(Bounding box entries)
[start]
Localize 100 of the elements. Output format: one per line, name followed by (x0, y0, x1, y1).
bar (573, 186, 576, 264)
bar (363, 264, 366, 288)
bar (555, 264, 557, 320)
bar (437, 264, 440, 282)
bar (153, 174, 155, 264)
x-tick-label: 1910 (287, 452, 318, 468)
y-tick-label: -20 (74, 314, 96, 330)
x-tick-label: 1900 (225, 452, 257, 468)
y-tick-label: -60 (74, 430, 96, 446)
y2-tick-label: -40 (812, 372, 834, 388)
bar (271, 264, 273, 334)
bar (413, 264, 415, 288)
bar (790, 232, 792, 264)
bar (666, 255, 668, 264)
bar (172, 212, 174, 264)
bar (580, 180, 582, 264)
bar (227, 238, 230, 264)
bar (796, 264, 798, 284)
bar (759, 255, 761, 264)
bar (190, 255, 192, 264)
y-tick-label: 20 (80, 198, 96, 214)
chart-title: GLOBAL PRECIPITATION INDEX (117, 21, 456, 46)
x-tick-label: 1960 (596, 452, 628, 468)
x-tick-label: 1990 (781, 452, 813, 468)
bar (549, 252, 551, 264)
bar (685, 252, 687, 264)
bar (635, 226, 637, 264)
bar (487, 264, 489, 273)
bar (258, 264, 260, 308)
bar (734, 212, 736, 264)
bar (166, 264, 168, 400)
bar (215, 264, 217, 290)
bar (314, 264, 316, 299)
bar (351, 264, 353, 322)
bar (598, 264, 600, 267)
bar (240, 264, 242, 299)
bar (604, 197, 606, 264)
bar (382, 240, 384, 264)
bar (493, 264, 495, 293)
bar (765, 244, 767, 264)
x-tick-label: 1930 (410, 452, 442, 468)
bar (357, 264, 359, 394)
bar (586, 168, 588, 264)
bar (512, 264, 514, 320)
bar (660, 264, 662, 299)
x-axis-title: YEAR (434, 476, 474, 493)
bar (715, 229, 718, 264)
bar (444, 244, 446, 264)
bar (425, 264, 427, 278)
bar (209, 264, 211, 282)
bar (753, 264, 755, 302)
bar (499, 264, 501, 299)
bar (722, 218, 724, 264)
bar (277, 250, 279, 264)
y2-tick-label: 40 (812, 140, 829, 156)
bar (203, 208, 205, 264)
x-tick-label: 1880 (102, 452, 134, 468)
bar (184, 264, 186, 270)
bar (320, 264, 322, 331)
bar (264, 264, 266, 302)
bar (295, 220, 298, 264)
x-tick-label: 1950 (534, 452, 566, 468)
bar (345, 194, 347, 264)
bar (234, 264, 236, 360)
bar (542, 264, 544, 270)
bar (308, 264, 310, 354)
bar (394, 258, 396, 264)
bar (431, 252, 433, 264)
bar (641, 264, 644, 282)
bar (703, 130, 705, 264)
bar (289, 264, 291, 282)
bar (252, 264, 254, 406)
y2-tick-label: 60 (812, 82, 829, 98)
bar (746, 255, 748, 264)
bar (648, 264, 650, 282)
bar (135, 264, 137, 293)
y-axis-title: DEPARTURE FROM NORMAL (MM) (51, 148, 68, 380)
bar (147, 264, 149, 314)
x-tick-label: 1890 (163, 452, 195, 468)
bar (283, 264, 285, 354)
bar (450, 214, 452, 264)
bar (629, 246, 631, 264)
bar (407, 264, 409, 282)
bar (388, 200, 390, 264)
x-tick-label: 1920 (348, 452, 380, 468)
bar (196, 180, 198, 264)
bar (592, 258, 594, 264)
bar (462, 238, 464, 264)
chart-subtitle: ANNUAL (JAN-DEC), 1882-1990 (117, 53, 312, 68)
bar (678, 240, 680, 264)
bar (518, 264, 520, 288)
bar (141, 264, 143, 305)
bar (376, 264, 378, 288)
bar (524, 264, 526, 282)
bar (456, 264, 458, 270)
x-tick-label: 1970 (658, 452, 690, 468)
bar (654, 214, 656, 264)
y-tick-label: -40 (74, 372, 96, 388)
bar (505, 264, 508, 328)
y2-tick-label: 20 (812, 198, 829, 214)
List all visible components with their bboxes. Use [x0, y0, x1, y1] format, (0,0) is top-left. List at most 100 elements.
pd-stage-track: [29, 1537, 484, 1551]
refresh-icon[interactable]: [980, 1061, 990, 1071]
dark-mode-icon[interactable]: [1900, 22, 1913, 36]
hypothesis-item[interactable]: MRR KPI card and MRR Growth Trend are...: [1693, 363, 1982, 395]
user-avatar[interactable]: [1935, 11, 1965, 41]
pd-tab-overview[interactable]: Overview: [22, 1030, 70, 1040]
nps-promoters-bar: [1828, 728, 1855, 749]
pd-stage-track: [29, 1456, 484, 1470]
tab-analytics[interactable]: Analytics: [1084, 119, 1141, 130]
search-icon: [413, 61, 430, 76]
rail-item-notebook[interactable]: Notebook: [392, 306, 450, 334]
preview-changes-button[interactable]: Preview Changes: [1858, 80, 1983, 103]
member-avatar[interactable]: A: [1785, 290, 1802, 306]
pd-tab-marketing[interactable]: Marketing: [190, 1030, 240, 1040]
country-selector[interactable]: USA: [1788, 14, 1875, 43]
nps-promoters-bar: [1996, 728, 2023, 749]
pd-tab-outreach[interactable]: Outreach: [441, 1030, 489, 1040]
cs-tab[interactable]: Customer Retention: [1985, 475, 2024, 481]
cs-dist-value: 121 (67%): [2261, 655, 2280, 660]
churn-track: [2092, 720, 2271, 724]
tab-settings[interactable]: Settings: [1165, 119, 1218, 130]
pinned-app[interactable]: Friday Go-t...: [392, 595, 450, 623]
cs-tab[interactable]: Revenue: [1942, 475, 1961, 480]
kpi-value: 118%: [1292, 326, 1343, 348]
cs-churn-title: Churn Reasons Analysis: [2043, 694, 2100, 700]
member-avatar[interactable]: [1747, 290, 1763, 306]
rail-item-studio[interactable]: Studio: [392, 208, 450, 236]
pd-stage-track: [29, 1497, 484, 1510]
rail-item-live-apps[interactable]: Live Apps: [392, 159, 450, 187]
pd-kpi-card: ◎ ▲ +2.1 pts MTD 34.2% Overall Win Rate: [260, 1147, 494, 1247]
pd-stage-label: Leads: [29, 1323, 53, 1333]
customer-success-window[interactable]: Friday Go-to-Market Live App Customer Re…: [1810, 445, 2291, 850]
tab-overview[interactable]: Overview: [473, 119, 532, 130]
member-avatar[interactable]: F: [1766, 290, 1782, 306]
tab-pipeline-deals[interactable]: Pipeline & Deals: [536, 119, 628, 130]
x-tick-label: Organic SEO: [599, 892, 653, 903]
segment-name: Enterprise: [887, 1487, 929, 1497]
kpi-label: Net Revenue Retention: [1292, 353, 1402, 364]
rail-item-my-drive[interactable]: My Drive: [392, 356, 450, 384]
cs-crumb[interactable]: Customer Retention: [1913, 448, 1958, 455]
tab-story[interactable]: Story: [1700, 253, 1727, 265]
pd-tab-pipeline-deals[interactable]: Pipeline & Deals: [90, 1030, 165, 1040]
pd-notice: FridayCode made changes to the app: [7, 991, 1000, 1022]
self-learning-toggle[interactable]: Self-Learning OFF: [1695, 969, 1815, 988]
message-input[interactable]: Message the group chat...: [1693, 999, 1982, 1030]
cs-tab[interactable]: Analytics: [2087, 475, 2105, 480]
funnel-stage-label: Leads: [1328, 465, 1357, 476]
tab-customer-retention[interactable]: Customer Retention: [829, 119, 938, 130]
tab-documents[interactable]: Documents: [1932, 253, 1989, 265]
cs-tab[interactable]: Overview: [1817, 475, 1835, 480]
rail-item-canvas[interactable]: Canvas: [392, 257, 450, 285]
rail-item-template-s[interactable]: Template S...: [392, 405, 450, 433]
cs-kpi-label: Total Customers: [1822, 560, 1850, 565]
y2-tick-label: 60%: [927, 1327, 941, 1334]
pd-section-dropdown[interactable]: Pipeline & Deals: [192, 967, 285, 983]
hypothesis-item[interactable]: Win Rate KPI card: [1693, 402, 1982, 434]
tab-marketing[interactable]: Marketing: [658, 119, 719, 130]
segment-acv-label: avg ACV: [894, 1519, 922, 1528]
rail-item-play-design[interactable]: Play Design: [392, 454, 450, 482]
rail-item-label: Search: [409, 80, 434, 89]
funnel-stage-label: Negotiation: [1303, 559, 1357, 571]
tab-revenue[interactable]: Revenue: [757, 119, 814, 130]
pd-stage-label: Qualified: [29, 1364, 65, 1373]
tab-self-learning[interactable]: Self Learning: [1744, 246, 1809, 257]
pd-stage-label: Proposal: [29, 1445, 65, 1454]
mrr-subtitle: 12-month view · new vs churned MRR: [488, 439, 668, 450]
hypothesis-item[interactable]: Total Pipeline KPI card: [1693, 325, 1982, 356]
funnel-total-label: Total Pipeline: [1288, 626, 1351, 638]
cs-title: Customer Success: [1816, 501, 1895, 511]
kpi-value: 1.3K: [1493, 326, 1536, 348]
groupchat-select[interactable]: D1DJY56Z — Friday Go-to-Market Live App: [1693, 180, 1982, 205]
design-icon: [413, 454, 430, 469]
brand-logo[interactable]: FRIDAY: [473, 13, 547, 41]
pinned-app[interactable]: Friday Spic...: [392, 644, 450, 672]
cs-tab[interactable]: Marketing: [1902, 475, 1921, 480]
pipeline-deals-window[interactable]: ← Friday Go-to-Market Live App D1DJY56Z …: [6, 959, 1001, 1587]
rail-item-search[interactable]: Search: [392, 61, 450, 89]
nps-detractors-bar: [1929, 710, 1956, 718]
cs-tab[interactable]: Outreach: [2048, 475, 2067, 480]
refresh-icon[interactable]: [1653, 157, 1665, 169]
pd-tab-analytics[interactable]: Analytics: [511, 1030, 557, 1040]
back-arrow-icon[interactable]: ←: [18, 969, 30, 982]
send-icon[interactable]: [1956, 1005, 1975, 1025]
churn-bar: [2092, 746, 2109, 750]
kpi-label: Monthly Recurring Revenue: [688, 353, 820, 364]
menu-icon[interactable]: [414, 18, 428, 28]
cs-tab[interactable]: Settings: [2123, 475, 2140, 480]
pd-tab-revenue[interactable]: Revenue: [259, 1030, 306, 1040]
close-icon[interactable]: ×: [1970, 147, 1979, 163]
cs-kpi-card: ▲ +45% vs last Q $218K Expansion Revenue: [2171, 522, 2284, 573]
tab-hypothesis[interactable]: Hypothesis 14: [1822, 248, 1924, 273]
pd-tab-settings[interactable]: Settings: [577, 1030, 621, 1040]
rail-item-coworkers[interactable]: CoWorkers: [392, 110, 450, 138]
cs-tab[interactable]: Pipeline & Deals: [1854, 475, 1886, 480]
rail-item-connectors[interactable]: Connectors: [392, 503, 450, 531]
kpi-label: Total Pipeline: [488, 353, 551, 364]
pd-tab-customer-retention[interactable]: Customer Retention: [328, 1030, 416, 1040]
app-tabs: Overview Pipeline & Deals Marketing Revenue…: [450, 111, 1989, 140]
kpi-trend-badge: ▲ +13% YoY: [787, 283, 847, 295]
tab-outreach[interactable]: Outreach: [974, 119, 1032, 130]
[end]
Problem statement:
Swap "x-tick-label" for "x-axis-label" in the lines running from the first one through the line containing "bar (227, 238, 230, 264)", keeping everything else the same.

Exercise result:
Localize 100 of the elements. Output format: one per line, name followed by (x0, y0, x1, y1).
bar (573, 186, 576, 264)
bar (363, 264, 366, 288)
bar (555, 264, 557, 320)
bar (437, 264, 440, 282)
bar (153, 174, 155, 264)
x-axis-label: 1910 (287, 452, 318, 468)
y-tick-label: -20 (74, 314, 96, 330)
x-axis-label: 1900 (225, 452, 257, 468)
y-tick-label: -60 (74, 430, 96, 446)
y2-tick-label: -40 (812, 372, 834, 388)
bar (271, 264, 273, 334)
bar (413, 264, 415, 288)
bar (790, 232, 792, 264)
bar (666, 255, 668, 264)
bar (172, 212, 174, 264)
bar (580, 180, 582, 264)
bar (227, 238, 230, 264)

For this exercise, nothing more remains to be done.